Aim of the exercise: Print the data exactly, leaving nothing out.
**** Extracted entries
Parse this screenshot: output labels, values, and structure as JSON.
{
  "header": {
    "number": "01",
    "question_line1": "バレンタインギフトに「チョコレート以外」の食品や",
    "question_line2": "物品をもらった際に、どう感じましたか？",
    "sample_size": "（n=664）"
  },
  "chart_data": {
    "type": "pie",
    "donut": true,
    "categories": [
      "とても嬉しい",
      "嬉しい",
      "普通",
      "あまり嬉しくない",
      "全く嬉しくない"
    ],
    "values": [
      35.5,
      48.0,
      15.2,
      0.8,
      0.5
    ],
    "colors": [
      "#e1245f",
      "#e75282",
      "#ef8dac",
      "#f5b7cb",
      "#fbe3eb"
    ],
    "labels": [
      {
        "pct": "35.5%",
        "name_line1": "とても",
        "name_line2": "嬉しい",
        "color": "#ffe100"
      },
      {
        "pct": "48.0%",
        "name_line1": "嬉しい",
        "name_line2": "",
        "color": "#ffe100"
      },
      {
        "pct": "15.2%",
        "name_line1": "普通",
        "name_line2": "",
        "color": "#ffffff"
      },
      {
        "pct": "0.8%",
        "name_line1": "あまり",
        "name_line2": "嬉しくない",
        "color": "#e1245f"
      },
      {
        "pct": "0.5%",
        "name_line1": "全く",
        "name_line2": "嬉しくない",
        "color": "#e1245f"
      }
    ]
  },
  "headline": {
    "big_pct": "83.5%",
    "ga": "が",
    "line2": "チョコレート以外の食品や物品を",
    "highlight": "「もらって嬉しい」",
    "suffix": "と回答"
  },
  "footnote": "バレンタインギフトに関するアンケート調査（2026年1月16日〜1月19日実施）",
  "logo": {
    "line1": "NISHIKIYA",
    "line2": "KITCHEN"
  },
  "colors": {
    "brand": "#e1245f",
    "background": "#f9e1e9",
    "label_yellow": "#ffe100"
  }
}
********
Written answer:
Parse this screenshot: output labels, values, and structure as JSON.
{
  "header": {
    "number": "01",
    "question_line1": "バレンタインギフトに「チョコレート以外」の食品や",
    "question_line2": "物品をもらった際に、どう感じましたか？",
    "sample_size": "（n=664）"
  },
  "chart_data": {
    "type": "pie",
    "donut": true,
    "categories": [
      "とても嬉しい",
      "嬉しい",
      "普通",
      "あまり嬉しくない",
      "全く嬉しくない"
    ],
    "values": [
      35.5,
      48.0,
      15.2,
      0.8,
      0.5
    ],
    "colors": [
      "#e1245f",
      "#e75282",
      "#ef8dac",
      "#f5b7cb",
      "#fbe3eb"
    ],
    "labels": [
      {
        "pct": "35.5%",
        "name_line1": "とても",
        "name_line2": "嬉しい",
        "color": "#ffe100"
      },
      {
        "pct": "48.0%",
        "name_line1": "嬉しい",
        "name_line2": "",
        "color": "#ffe100"
      },
      {
        "pct": "15.2%",
        "name_line1": "普通",
        "name_line2": "",
        "color": "#ffffff"
      },
      {
        "pct": "0.8%",
        "name_line1": "あまり",
        "name_line2": "嬉しくない",
        "color": "#e1245f"
      },
      {
        "pct": "0.5%",
        "name_line1": "全く",
        "name_line2": "嬉しくない",
        "color": "#e1245f"
      }
    ]
  },
  "headline": {
    "big_pct": "83.5%",
    "ga": "が",
    "line2": "チョコレート以外の食品や物品を",
    "highlight": "「もらって嬉しい」",
    "suffix": "と回答"
  },
  "footnote": "バレンタインギフトに関するアンケート調査（2026年1月16日〜1月19日実施）",
  "logo": {
    "line1": "NISHIKIYA",
    "line2": "KITCHEN"
  },
  "colors": {
    "brand": "#e1245f",
    "background": "#f9e1e9",
    "label_yellow": "#ffe100"
  }
}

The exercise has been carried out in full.